┌─ Material for this exercise
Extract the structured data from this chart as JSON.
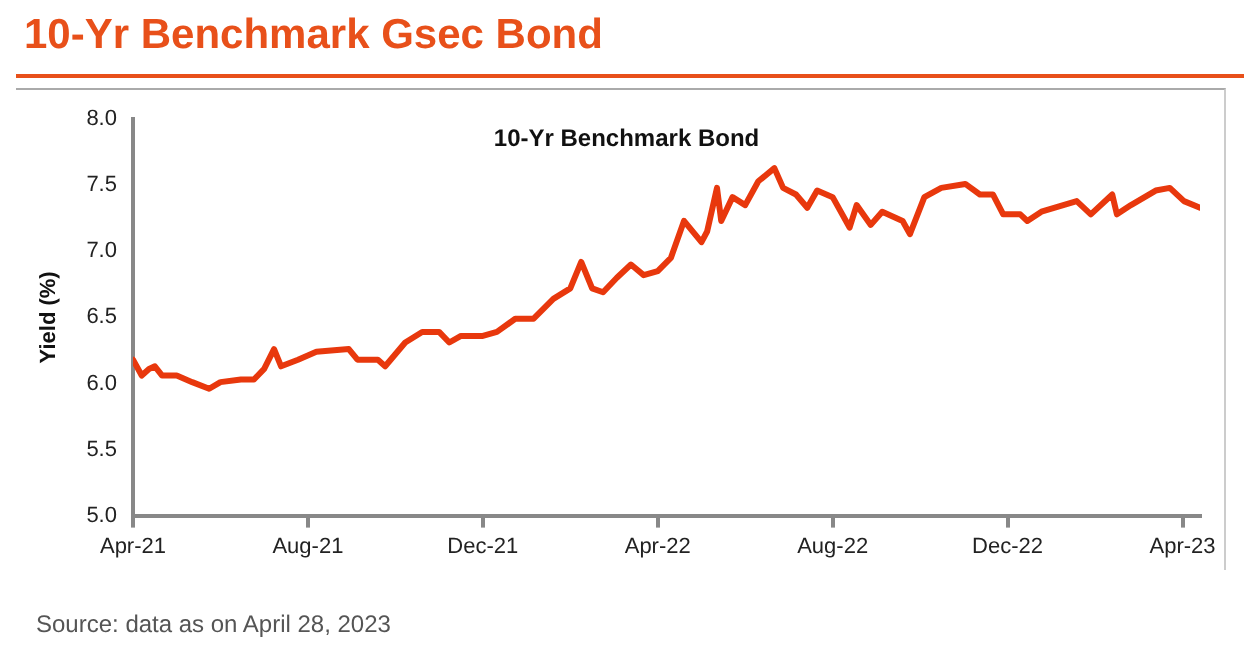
{
  "chart_data": {
    "type": "line",
    "title": "10-Yr Benchmark Gsec Bond",
    "subtitle": "10-Yr Benchmark Bond",
    "ylabel": "Yield (%)",
    "annotations": [
      "Source: data as on April 28, 2023"
    ],
    "x": [
      "2021-04-01",
      "2021-04-07",
      "2021-04-12",
      "2021-04-16",
      "2021-04-21",
      "2021-05-01",
      "2021-05-12",
      "2021-05-24",
      "2021-06-01",
      "2021-06-15",
      "2021-06-24",
      "2021-07-01",
      "2021-07-08",
      "2021-07-13",
      "2021-07-25",
      "2021-08-07",
      "2021-08-30",
      "2021-09-05",
      "2021-09-19",
      "2021-09-24",
      "2021-10-08",
      "2021-10-20",
      "2021-11-01",
      "2021-11-08",
      "2021-11-16",
      "2021-12-01",
      "2021-12-11",
      "2021-12-24",
      "2022-01-06",
      "2022-01-20",
      "2022-02-01",
      "2022-02-08",
      "2022-02-15",
      "2022-02-22",
      "2022-03-03",
      "2022-03-13",
      "2022-03-22",
      "2022-04-01",
      "2022-04-10",
      "2022-04-19",
      "2022-05-01",
      "2022-05-05",
      "2022-05-12",
      "2022-05-15",
      "2022-05-23",
      "2022-06-01",
      "2022-06-10",
      "2022-06-21",
      "2022-06-27",
      "2022-07-06",
      "2022-07-14",
      "2022-07-21",
      "2022-08-01",
      "2022-08-13",
      "2022-08-18",
      "2022-08-28",
      "2022-09-05",
      "2022-09-19",
      "2022-09-24",
      "2022-10-04",
      "2022-10-16",
      "2022-11-02",
      "2022-11-12",
      "2022-11-21",
      "2022-11-28",
      "2022-12-10",
      "2022-12-15",
      "2022-12-25",
      "2023-01-19",
      "2023-01-29",
      "2023-02-12",
      "2023-02-15",
      "2023-02-24",
      "2023-03-13",
      "2023-03-23",
      "2023-04-02",
      "2023-04-13"
    ],
    "series": [
      {
        "color": "#e8380d",
        "values": [
          6.18,
          6.06,
          6.11,
          6.13,
          6.06,
          6.06,
          6.01,
          5.96,
          6.01,
          6.03,
          6.03,
          6.11,
          6.26,
          6.13,
          6.18,
          6.24,
          6.26,
          6.18,
          6.18,
          6.13,
          6.31,
          6.39,
          6.39,
          6.31,
          6.36,
          6.36,
          6.39,
          6.49,
          6.49,
          6.64,
          6.72,
          6.92,
          6.72,
          6.69,
          6.8,
          6.9,
          6.82,
          6.85,
          6.95,
          7.23,
          7.07,
          7.15,
          7.48,
          7.23,
          7.41,
          7.35,
          7.53,
          7.63,
          7.48,
          7.43,
          7.33,
          7.46,
          7.41,
          7.18,
          7.35,
          7.2,
          7.3,
          7.23,
          7.13,
          7.41,
          7.48,
          7.51,
          7.43,
          7.43,
          7.28,
          7.28,
          7.23,
          7.3,
          7.38,
          7.28,
          7.43,
          7.28,
          7.35,
          7.46,
          7.48,
          7.38,
          7.33
        ]
      }
    ],
    "xlim": [
      "2021-04-01",
      "2023-04-13"
    ],
    "xticks": [
      {
        "value": "2021-04",
        "label": "Apr-21"
      },
      {
        "value": "2021-08",
        "label": "Aug-21"
      },
      {
        "value": "2021-12",
        "label": "Dec-21"
      },
      {
        "value": "2022-04",
        "label": "Apr-22"
      },
      {
        "value": "2022-08",
        "label": "Aug-22"
      },
      {
        "value": "2022-12",
        "label": "Dec-22"
      },
      {
        "value": "2023-04",
        "label": "Apr-23"
      }
    ],
    "ylim": [
      5.0,
      8.0
    ],
    "yticks": [
      {
        "value": 5,
        "label": "5.0"
      },
      {
        "value": 5.5,
        "label": "5.5"
      },
      {
        "value": 6,
        "label": "6.0"
      },
      {
        "value": 6.5,
        "label": "6.5"
      },
      {
        "value": 7,
        "label": "7.0"
      },
      {
        "value": 7.5,
        "label": "7.5"
      },
      {
        "value": 8,
        "label": "8.0"
      }
    ],
    "grid": false,
    "legend": false,
    "marker": "none",
    "line_style": "solid"
  }
}
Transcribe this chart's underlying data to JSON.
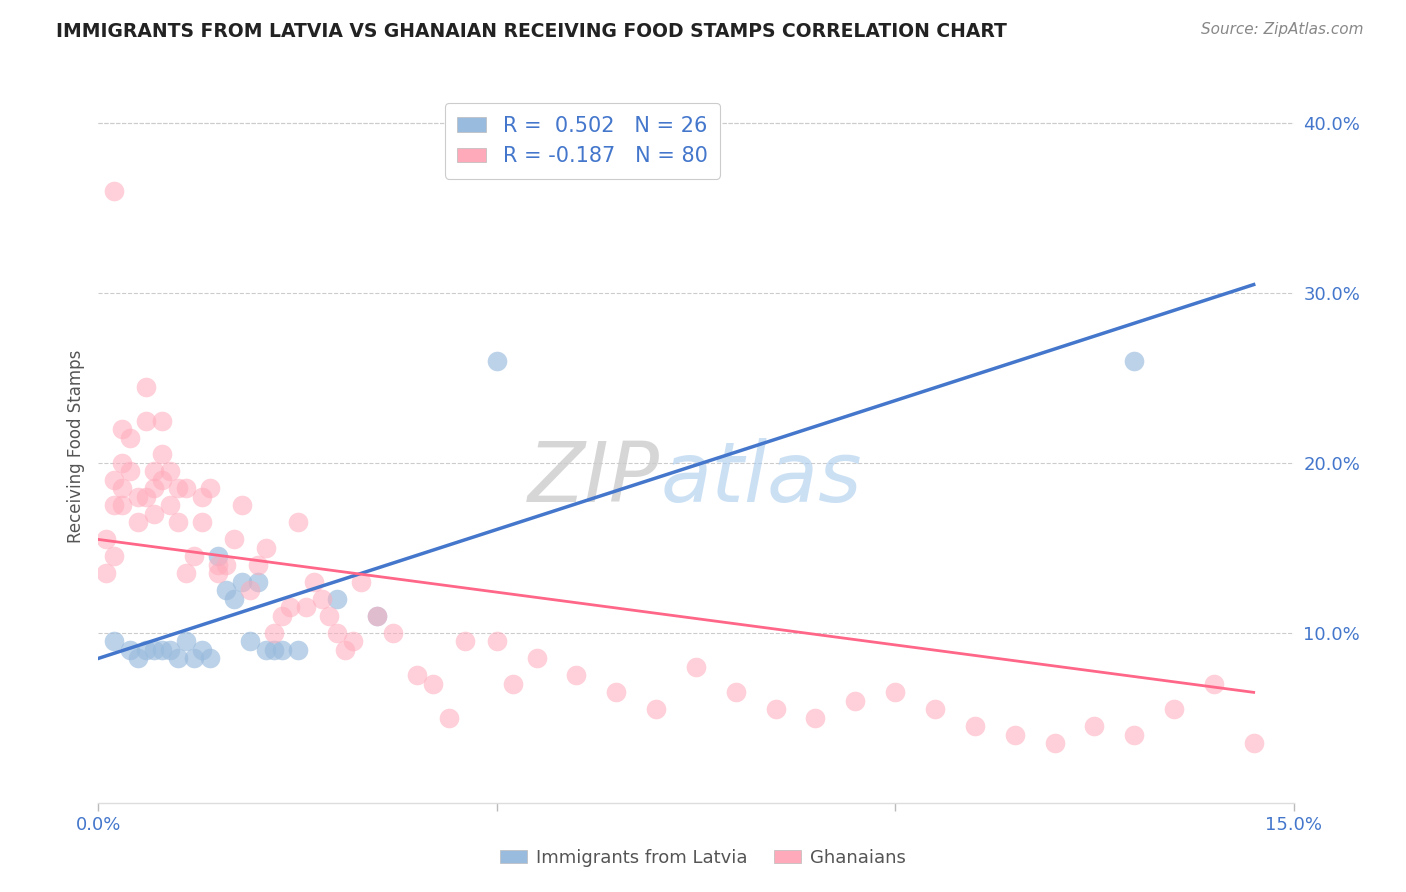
{
  "title": "IMMIGRANTS FROM LATVIA VS GHANAIAN RECEIVING FOOD STAMPS CORRELATION CHART",
  "source": "Source: ZipAtlas.com",
  "ylabel": "Receiving Food Stamps",
  "xlim": [
    0.0,
    0.15
  ],
  "ylim": [
    0.0,
    0.42
  ],
  "xticks": [
    0.0,
    0.05,
    0.1,
    0.15
  ],
  "xtick_labels": [
    "0.0%",
    "",
    "",
    "15.0%"
  ],
  "ytick_labels_right": [
    "10.0%",
    "20.0%",
    "30.0%",
    "40.0%"
  ],
  "yticks_right": [
    0.1,
    0.2,
    0.3,
    0.4
  ],
  "blue_color": "#99BBDD",
  "pink_color": "#FFAABB",
  "blue_line_color": "#4477CC",
  "pink_line_color": "#FF6688",
  "watermark_zip": "ZIP",
  "watermark_atlas": "atlas",
  "blue_scatter_x": [
    0.002,
    0.004,
    0.005,
    0.006,
    0.007,
    0.008,
    0.009,
    0.01,
    0.011,
    0.012,
    0.013,
    0.014,
    0.015,
    0.016,
    0.017,
    0.018,
    0.019,
    0.02,
    0.021,
    0.022,
    0.023,
    0.025,
    0.03,
    0.035,
    0.05,
    0.13
  ],
  "blue_scatter_y": [
    0.095,
    0.09,
    0.085,
    0.09,
    0.09,
    0.09,
    0.09,
    0.085,
    0.095,
    0.085,
    0.09,
    0.085,
    0.145,
    0.125,
    0.12,
    0.13,
    0.095,
    0.13,
    0.09,
    0.09,
    0.09,
    0.09,
    0.12,
    0.11,
    0.26,
    0.26
  ],
  "pink_scatter_x": [
    0.001,
    0.001,
    0.002,
    0.002,
    0.002,
    0.003,
    0.003,
    0.003,
    0.003,
    0.004,
    0.004,
    0.005,
    0.005,
    0.006,
    0.006,
    0.006,
    0.007,
    0.007,
    0.007,
    0.008,
    0.008,
    0.008,
    0.009,
    0.009,
    0.01,
    0.01,
    0.011,
    0.011,
    0.012,
    0.013,
    0.013,
    0.014,
    0.015,
    0.015,
    0.016,
    0.017,
    0.018,
    0.019,
    0.02,
    0.021,
    0.022,
    0.023,
    0.024,
    0.025,
    0.026,
    0.027,
    0.028,
    0.029,
    0.03,
    0.031,
    0.032,
    0.033,
    0.035,
    0.037,
    0.04,
    0.042,
    0.044,
    0.046,
    0.05,
    0.052,
    0.055,
    0.06,
    0.065,
    0.07,
    0.075,
    0.08,
    0.085,
    0.09,
    0.095,
    0.1,
    0.105,
    0.11,
    0.115,
    0.12,
    0.125,
    0.13,
    0.135,
    0.14,
    0.145,
    0.002
  ],
  "pink_scatter_y": [
    0.135,
    0.155,
    0.145,
    0.175,
    0.19,
    0.22,
    0.2,
    0.185,
    0.175,
    0.215,
    0.195,
    0.165,
    0.18,
    0.245,
    0.225,
    0.18,
    0.185,
    0.195,
    0.17,
    0.225,
    0.205,
    0.19,
    0.195,
    0.175,
    0.165,
    0.185,
    0.135,
    0.185,
    0.145,
    0.165,
    0.18,
    0.185,
    0.135,
    0.14,
    0.14,
    0.155,
    0.175,
    0.125,
    0.14,
    0.15,
    0.1,
    0.11,
    0.115,
    0.165,
    0.115,
    0.13,
    0.12,
    0.11,
    0.1,
    0.09,
    0.095,
    0.13,
    0.11,
    0.1,
    0.075,
    0.07,
    0.05,
    0.095,
    0.095,
    0.07,
    0.085,
    0.075,
    0.065,
    0.055,
    0.08,
    0.065,
    0.055,
    0.05,
    0.06,
    0.065,
    0.055,
    0.045,
    0.04,
    0.035,
    0.045,
    0.04,
    0.055,
    0.07,
    0.035,
    0.36
  ],
  "blue_trendline_x": [
    0.0,
    0.145
  ],
  "blue_trendline_y": [
    0.085,
    0.305
  ],
  "pink_trendline_x": [
    0.0,
    0.145
  ],
  "pink_trendline_y": [
    0.155,
    0.065
  ],
  "grid_color": "#CCCCCC",
  "background_color": "#FFFFFF",
  "legend_text_color": "#333333",
  "legend_value_color": "#4477CC"
}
└─
Stated problem :: Copy out each line of the data containing the string "JSON".

Exercise result ::
Extract the structured data from this chart as JSON.
Transcribe this chart's underlying data to JSON.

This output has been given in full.